start Text passage
[PATCH 10/12] drm/amdgpu: add independent DMA-buf export v3

Mon May 6 08:04:55 UTC 2019

On Fri, May 03, 2019 at 02:35:02PM +0200, Christian König wrote:
> Am 30.04.19 um 16:16 schrieb Daniel Vetter:
> > [SNIP]
> > >   /**
> > > - * amdgpu_gem_map_attach - &dma_buf_ops.attach implementation
> > > - * @dma_buf: Shared DMA buffer
> > > + * amdgpu_gem_pin_dma_buf - &dma_buf_ops.pin_dma_buf implementation
> > > + *
> > > + * @dma_buf: DMA-buf to pin in memory
> > > + *
> > > + * Pin the BO which is backing the DMA-buf so that it can't move any more.
> > > + */
> > > +static int amdgpu_gem_pin_dma_buf(struct dma_buf *dma_buf)
> > > +{
> > > +	struct drm_gem_object *obj = dma_buf->priv;
> > > +	struct amdgpu_bo *bo = gem_to_amdgpu_bo(obj);
> > > +
> > > +	/* pin buffer into GTT */
> > > +	return amdgpu_bo_pin(bo, AMDGPU_GEM_DOMAIN_GTT);
> > This is kinda what I mean with "shouldn't we pin the attachment" - afaiui
> > this can fail is someone already pinned the buffer into vram. And that
> > kind of checking is supposed to happen in the buffer attachment.
> 
> Why is that supposed to happen on the attachment? I mean it could be nice to
> have for debugging, but I still don't see any practical reason for this.

dma_buf_attach is supposed to make sure the buffer won't land somewhere
where you can't get at it anymore. Wrt pin that means the exporter needs
to make sure it can't get pinned into a wrong place, and also isn't pinned
into a wrong place anymore. That's why I think pinning ties in with
dma_buf_attach and not the overall buffer.

In a way there's two pieces of a pin:
- Do not move the buffer anymore.
- Make sure I can still get at it.

Internally the 2nd part is encoded in the domain parameter you pass to
amdgpu_bo_pin. When going through dma-buf that information is derived
from the attachment (e.g. if it's a p2p one, then you can put it wherever
you feel like, if it's a normal one it must be in system ram). The dma-buf
alone doesn't tell you _where_ to pin something.

> > Also will p2p pin into VRAM if all attachments are p2p capable? Or is your
> > plan to require dynamic invalidate to avoid fragmenting vram badly with
> > pinned stuff you can't move?
end Text passage
* Given instruction 1 *
Summarize the patch discussion in two sentences.
start Records to use
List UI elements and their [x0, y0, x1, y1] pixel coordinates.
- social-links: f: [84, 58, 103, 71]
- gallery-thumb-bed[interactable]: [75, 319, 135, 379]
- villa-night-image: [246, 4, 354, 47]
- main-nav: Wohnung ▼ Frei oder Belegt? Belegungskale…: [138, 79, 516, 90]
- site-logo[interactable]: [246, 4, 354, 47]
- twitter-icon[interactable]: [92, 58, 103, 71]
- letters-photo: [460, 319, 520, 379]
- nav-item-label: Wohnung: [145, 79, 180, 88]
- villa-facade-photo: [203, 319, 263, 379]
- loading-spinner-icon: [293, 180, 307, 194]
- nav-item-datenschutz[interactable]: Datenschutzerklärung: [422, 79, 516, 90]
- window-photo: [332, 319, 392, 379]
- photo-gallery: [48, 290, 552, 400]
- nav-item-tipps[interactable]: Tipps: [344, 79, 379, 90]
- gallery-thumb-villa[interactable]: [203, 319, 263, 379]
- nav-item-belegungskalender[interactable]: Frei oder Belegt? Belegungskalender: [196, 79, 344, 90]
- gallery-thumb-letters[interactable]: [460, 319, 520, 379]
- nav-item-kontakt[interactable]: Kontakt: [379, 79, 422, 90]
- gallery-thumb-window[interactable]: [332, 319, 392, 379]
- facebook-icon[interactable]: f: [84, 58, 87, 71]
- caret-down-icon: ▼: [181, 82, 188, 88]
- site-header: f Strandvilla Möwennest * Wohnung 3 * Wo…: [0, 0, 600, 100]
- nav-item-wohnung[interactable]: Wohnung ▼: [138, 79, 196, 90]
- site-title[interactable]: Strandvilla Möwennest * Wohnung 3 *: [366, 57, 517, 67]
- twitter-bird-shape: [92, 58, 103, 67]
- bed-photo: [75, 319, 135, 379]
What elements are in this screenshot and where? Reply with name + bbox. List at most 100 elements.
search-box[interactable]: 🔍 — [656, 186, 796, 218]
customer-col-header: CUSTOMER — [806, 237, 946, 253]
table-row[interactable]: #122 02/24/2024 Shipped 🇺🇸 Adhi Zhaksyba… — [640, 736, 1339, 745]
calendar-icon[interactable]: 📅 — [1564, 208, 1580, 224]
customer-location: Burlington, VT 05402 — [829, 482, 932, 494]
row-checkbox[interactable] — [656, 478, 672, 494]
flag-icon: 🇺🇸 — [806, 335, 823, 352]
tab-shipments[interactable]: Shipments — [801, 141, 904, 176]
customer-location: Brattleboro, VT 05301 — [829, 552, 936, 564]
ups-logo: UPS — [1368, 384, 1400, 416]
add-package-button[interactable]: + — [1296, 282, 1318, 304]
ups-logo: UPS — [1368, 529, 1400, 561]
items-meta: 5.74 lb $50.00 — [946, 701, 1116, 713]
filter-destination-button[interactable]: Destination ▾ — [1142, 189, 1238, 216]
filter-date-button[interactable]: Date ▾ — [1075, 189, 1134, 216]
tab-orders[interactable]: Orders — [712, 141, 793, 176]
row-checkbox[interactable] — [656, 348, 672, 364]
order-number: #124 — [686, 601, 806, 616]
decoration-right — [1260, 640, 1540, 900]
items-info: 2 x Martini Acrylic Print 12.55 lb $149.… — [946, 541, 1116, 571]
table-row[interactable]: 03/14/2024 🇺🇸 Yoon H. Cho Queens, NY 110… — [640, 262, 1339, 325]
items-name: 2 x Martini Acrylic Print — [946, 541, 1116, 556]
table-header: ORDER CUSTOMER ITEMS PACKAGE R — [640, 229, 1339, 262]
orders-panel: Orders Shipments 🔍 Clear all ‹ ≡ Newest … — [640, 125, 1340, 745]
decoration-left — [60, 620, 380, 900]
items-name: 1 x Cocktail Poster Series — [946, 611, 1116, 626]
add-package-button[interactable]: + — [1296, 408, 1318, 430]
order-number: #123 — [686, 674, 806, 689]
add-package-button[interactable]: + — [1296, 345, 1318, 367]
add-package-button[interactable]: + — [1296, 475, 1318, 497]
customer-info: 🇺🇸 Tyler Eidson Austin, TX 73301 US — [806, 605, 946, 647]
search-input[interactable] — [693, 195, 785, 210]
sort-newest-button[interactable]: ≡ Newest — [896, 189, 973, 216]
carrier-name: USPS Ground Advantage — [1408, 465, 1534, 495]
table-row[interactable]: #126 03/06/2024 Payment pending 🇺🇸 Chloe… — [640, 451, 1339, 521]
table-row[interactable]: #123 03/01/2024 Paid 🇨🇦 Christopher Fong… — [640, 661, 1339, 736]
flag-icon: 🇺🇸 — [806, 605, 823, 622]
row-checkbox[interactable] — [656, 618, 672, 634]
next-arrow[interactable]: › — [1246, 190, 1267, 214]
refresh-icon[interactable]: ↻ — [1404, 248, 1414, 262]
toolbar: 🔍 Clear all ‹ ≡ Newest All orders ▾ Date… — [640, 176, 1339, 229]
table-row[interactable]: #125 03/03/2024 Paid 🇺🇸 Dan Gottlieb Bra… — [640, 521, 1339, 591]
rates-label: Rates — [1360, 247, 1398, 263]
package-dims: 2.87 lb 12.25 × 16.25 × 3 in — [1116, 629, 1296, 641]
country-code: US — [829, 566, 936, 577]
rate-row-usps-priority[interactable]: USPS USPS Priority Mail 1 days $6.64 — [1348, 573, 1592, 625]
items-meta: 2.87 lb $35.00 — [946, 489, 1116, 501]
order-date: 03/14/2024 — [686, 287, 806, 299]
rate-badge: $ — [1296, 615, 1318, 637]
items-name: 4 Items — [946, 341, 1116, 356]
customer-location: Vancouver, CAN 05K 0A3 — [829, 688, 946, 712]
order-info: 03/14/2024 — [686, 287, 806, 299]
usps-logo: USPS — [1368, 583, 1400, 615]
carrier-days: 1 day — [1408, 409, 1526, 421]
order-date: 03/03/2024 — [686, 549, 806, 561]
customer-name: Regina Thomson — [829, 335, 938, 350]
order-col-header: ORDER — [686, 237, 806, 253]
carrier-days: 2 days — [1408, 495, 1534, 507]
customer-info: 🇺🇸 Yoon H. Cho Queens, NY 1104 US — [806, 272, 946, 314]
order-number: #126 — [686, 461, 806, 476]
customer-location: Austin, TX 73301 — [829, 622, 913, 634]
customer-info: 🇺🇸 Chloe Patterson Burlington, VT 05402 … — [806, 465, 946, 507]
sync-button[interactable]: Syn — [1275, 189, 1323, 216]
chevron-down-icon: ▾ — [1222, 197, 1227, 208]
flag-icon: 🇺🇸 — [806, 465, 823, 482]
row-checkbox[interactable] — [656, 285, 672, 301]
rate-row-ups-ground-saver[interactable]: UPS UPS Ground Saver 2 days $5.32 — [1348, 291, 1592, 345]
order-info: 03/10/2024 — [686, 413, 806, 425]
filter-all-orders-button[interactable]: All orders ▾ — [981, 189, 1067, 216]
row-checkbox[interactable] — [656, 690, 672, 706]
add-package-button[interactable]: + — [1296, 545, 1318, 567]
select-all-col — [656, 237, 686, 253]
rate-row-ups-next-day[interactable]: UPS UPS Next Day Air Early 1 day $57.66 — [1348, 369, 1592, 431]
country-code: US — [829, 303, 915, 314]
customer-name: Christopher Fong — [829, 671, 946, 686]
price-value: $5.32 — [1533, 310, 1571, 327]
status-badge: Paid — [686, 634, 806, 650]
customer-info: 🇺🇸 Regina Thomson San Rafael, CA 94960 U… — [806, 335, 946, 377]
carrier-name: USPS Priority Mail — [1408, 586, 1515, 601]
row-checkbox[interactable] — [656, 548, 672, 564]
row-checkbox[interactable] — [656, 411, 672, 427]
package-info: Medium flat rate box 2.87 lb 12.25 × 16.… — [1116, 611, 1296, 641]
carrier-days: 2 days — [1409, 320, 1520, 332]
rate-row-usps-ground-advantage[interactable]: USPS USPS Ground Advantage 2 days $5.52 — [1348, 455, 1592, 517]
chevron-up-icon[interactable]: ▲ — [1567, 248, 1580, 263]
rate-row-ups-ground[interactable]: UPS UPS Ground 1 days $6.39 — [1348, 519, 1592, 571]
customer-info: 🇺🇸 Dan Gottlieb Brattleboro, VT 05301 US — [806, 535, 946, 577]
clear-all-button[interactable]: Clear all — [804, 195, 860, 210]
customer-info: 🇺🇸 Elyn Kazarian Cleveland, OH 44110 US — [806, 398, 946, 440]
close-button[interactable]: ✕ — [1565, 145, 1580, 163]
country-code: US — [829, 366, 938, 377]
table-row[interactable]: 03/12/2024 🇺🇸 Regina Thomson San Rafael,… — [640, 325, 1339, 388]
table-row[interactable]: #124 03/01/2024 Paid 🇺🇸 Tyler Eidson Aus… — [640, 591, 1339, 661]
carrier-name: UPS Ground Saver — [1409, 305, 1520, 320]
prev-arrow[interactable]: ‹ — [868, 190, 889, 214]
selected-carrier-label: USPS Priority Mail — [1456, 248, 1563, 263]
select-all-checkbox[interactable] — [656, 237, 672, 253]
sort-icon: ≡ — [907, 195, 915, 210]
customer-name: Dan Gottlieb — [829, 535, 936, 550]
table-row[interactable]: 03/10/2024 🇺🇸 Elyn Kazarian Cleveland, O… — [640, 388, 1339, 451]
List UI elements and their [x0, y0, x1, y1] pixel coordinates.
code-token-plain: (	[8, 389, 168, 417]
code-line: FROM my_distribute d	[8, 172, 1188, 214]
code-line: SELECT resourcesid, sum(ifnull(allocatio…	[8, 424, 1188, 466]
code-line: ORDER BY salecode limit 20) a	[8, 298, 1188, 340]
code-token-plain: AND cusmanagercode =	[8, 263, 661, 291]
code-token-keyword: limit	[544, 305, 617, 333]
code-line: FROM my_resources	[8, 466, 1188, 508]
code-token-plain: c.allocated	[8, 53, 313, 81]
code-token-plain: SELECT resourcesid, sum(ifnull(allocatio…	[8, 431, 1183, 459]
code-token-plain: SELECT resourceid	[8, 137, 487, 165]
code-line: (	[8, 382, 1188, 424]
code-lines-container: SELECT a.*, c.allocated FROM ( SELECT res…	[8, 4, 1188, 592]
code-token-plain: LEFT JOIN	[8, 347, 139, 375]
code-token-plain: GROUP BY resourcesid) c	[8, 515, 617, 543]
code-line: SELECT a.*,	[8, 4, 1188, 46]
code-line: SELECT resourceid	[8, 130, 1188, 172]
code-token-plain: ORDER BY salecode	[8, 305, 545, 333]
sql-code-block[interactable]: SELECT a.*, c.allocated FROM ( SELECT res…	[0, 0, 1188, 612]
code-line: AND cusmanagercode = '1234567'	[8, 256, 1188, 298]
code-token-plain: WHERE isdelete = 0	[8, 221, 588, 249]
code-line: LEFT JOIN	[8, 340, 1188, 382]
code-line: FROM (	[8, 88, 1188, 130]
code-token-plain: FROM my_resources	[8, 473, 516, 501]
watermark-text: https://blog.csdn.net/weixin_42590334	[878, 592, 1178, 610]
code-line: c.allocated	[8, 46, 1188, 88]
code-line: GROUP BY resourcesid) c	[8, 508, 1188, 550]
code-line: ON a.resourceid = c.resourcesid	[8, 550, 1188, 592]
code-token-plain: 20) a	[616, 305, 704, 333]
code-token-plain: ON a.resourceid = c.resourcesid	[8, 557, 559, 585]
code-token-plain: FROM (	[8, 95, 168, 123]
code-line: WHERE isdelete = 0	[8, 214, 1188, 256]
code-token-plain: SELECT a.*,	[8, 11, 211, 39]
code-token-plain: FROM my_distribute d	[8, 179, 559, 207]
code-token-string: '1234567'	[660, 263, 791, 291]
end Records to use
* Given instruction 2 *
Lay out, as a Markdown table with columns Row and Line, everything in the rows above from their first line down to the line that contains "- nav-item-belegungskalender[interactable]: Frei", both ends included and blank lines left out.

* Worked solution 1 *
The patch adds amdgpu_gem_pin_dma_buf, which pins the BO backing a DMA-buf into GTT so that it can't move any more, and the discussion asks whether that pinning should instead be tied to the attachment. The reply argues that a pin both stops the buffer from moving and ensures it can still be reached, and that when going through dma-buf, where to pin is derived from the attachment, not from the dma-buf alone.

* Worked solution 2 *
| Row | Line |
|---|---|
| 1 | List UI elements and their [x0, y0, x1, y1] pixel coordinates. |
| 2 | - social-links: f: [84, 58, 103, 71] |
| 3 | - gallery-thumb-bed[interactable]: [75, 319, 135, 379] |
| 4 | - villa-night-image: [246, 4, 354, 47] |
| 5 | - main-nav: Wohnung ▼ Frei oder Belegt? Belegungskale…: [138, 79, 516, 90] |
| 6 | - site-logo[interactable]: [246, 4, 354, 47] |
| 7 | - twitter-icon[interactable]: [92, 58, 103, 71] |
| 8 | - letters-photo: [460, 319, 520, 379] |
| 9 | - nav-item-label: Wohnung: [145, 79, 180, 88] |
| 10 | - villa-facade-photo: [203, 319, 263, 379] |
| 11 | - loading-spinner-icon: [293, 180, 307, 194] |
| 12 | - nav-item-datenschutz[interactable]: Datenschutzerklärung: [422, 79, 516, 90] |
| 13 | - window-photo: [332, 319, 392, 379] |
| 14 | - photo-gallery: [48, 290, 552, 400] |
| 15 | - nav-item-tipps[interactable]: Tipps: [344, 79, 379, 90] |
| 16 | - gallery-thumb-villa[interactable]: [203, 319, 263, 379] |
| 17 | - nav-item-belegungskalender[interactable]: Frei oder Belegt? Belegungskalender: [196, 79, 344, 90] |